# Listed records start
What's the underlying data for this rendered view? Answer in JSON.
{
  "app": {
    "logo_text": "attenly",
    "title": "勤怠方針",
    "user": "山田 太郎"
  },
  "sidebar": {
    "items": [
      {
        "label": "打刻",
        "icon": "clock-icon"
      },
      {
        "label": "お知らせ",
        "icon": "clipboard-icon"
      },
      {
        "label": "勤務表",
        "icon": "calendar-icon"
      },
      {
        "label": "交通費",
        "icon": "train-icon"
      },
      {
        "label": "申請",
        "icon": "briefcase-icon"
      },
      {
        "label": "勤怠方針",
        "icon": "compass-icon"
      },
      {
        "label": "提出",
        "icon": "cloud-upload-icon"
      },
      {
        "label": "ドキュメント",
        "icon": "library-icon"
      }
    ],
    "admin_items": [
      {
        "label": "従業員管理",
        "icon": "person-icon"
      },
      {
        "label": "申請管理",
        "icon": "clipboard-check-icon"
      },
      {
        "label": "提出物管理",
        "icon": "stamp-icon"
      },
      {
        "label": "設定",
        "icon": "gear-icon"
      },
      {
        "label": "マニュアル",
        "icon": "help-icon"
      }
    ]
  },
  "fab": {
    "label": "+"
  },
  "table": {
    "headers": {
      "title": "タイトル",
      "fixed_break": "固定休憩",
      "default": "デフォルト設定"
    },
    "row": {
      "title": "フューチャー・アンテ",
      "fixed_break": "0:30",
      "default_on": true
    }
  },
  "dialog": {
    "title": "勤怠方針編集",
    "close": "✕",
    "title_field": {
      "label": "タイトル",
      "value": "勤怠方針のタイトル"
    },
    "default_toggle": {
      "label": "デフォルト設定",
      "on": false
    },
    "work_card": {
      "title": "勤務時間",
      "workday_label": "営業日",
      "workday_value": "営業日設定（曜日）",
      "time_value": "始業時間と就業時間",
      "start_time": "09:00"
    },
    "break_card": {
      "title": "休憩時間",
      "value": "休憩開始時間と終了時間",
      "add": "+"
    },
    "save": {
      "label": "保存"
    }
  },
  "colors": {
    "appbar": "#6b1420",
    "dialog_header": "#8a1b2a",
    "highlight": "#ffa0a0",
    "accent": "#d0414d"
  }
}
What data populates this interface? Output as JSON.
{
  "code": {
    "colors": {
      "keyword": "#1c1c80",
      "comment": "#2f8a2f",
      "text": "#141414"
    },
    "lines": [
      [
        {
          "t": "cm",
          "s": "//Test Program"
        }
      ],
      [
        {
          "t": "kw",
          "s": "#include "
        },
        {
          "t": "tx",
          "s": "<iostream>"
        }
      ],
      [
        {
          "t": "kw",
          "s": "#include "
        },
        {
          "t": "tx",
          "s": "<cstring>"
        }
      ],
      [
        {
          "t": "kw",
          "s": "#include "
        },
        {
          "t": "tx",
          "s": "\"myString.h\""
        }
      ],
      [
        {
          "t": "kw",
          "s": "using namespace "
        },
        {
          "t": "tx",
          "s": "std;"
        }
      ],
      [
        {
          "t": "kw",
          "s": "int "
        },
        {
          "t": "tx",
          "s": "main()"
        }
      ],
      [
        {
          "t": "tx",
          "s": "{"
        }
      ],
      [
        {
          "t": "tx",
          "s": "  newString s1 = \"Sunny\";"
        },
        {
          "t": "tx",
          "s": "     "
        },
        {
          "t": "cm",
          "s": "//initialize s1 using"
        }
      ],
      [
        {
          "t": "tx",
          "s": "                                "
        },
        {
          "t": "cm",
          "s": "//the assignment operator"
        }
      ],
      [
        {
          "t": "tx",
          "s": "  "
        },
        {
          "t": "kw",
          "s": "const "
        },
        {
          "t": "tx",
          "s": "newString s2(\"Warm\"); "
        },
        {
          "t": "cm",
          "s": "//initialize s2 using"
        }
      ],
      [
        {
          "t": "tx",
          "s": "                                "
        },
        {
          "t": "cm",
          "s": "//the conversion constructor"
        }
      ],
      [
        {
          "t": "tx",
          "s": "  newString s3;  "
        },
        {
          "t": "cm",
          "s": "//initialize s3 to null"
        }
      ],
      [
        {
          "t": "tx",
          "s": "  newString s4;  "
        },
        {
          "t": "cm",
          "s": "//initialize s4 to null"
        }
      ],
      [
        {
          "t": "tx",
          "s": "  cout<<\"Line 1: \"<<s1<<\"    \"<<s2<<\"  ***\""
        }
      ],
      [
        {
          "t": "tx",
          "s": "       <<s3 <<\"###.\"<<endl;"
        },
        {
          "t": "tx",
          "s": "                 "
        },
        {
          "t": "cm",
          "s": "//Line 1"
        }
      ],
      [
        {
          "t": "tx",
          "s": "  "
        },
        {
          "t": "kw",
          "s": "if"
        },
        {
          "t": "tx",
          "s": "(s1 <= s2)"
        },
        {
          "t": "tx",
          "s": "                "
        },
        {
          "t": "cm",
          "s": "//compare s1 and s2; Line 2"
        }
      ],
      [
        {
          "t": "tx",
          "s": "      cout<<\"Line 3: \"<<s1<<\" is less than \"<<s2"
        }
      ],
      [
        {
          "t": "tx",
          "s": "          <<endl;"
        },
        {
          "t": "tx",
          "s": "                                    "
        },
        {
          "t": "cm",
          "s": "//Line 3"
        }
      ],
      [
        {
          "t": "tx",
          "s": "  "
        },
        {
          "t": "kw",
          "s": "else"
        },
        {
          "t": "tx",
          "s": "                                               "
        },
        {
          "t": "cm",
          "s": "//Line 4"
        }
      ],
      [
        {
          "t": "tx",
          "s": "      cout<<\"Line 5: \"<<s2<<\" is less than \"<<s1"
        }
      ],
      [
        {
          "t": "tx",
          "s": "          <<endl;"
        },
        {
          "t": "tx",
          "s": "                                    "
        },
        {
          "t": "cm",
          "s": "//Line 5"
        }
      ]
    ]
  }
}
# Listed records end
Reproduce the entries above in full by retyping them exactly.

Result below>
What's the underlying data for this rendered view? Answer in JSON.
{
  "app": {
    "logo_text": "attenly",
    "title": "勤怠方針",
    "user": "山田 太郎"
  },
  "sidebar": {
    "items": [
      {
        "label": "打刻",
        "icon": "clock-icon"
      },
      {
        "label": "お知らせ",
        "icon": "clipboard-icon"
      },
      {
        "label": "勤務表",
        "icon": "calendar-icon"
      },
      {
        "label": "交通費",
        "icon": "train-icon"
      },
      {
        "label": "申請",
        "icon": "briefcase-icon"
      },
      {
        "label": "勤怠方針",
        "icon": "compass-icon"
      },
      {
        "label": "提出",
        "icon": "cloud-upload-icon"
      },
      {
        "label": "ドキュメント",
        "icon": "library-icon"
      }
    ],
    "admin_items": [
      {
        "label": "従業員管理",
        "icon": "person-icon"
      },
      {
        "label": "申請管理",
        "icon": "clipboard-check-icon"
      },
      {
        "label": "提出物管理",
        "icon": "stamp-icon"
      },
      {
        "label": "設定",
        "icon": "gear-icon"
      },
      {
        "label": "マニュアル",
        "icon": "help-icon"
      }
    ]
  },
  "fab": {
    "label": "+"
  },
  "table": {
    "headers": {
      "title": "タイトル",
      "fixed_break": "固定休憩",
      "default": "デフォルト設定"
    },
    "row": {
      "title": "フューチャー・アンテ",
      "fixed_break": "0:30",
      "default_on": true
    }
  },
  "dialog": {
    "title": "勤怠方針編集",
    "close": "✕",
    "title_field": {
      "label": "タイトル",
      "value": "勤怠方針のタイトル"
    },
    "default_toggle": {
      "label": "デフォルト設定",
      "on": false
    },
    "work_card": {
      "title": "勤務時間",
      "workday_label": "営業日",
      "workday_value": "営業日設定（曜日）",
      "time_value": "始業時間と就業時間",
      "start_time": "09:00"
    },
    "break_card": {
      "title": "休憩時間",
      "value": "休憩開始時間と終了時間",
      "add": "+"
    },
    "save": {
      "label": "保存"
    }
  },
  "colors": {
    "appbar": "#6b1420",
    "dialog_header": "#8a1b2a",
    "highlight": "#ffa0a0",
    "accent": "#d0414d"
  }
}
What data populates this interface? Output as JSON.
{
  "code": {
    "colors": {
      "keyword": "#1c1c80",
      "comment": "#2f8a2f",
      "text": "#141414"
    },
    "lines": [
      [
        {
          "t": "cm",
          "s": "//Test Program"
        }
      ],
      [
        {
          "t": "kw",
          "s": "#include "
        },
        {
          "t": "tx",
          "s": "<iostream>"
        }
      ],
      [
        {
          "t": "kw",
          "s": "#include "
        },
        {
          "t": "tx",
          "s": "<cstring>"
        }
      ],
      [
        {
          "t": "kw",
          "s": "#include "
        },
        {
          "t": "tx",
          "s": "\"myString.h\""
        }
      ],
      [
        {
          "t": "kw",
          "s": "using namespace "
        },
        {
          "t": "tx",
          "s": "std;"
        }
      ],
      [
        {
          "t": "kw",
          "s": "int "
        },
        {
          "t": "tx",
          "s": "main()"
        }
      ],
      [
        {
          "t": "tx",
          "s": "{"
        }
      ],
      [
        {
          "t": "tx",
          "s": "  newString s1 = \"Sunny\";"
        },
        {
          "t": "tx",
          "s": "     "
        },
        {
          "t": "cm",
          "s": "//initialize s1 using"
        }
      ],
      [
        {
          "t": "tx",
          "s": "                                "
        },
        {
          "t": "cm",
          "s": "//the assignment operator"
        }
      ],
      [
        {
          "t": "tx",
          "s": "  "
        },
        {
          "t": "kw",
          "s": "const "
        },
        {
          "t": "tx",
          "s": "newString s2(\"Warm\"); "
        },
        {
          "t": "cm",
          "s": "//initialize s2 using"
        }
      ],
      [
        {
          "t": "tx",
          "s": "                                "
        },
        {
          "t": "cm",
          "s": "//the conversion constructor"
        }
      ],
      [
        {
          "t": "tx",
          "s": "  newString s3;  "
        },
        {
          "t": "cm",
          "s": "//initialize s3 to null"
        }
      ],
      [
        {
          "t": "tx",
          "s": "  newString s4;  "
        },
        {
          "t": "cm",
          "s": "//initialize s4 to null"
        }
      ],
      [
        {
          "t": "tx",
          "s": "  cout<<\"Line 1: \"<<s1<<\"    \"<<s2<<\"  ***\""
        }
      ],
      [
        {
          "t": "tx",
          "s": "       <<s3 <<\"###.\"<<endl;"
        },
        {
          "t": "tx",
          "s": "                 "
        },
        {
          "t": "cm",
          "s": "//Line 1"
        }
      ],
      [
        {
          "t": "tx",
          "s": "  "
        },
        {
          "t": "kw",
          "s": "if"
        },
        {
          "t": "tx",
          "s": "(s1 <= s2)"
        },
        {
          "t": "tx",
          "s": "                "
        },
        {
          "t": "cm",
          "s": "//compare s1 and s2; Line 2"
        }
      ],
      [
        {
          "t": "tx",
          "s": "      cout<<\"Line 3: \"<<s1<<\" is less than \"<<s2"
        }
      ],
      [
        {
          "t": "tx",
          "s": "          <<endl;"
        },
        {
          "t": "tx",
          "s": "                                    "
        },
        {
          "t": "cm",
          "s": "//Line 3"
        }
      ],
      [
        {
          "t": "tx",
          "s": "  "
        },
        {
          "t": "kw",
          "s": "else"
        },
        {
          "t": "tx",
          "s": "                                               "
        },
        {
          "t": "cm",
          "s": "//Line 4"
        }
      ],
      [
        {
          "t": "tx",
          "s": "      cout<<\"Line 5: \"<<s2<<\" is less than \"<<s1"
        }
      ],
      [
        {
          "t": "tx",
          "s": "          <<endl;"
        },
        {
          "t": "tx",
          "s": "                                    "
        },
        {
          "t": "cm",
          "s": "//Line 5"
        }
      ]
    ]
  }
}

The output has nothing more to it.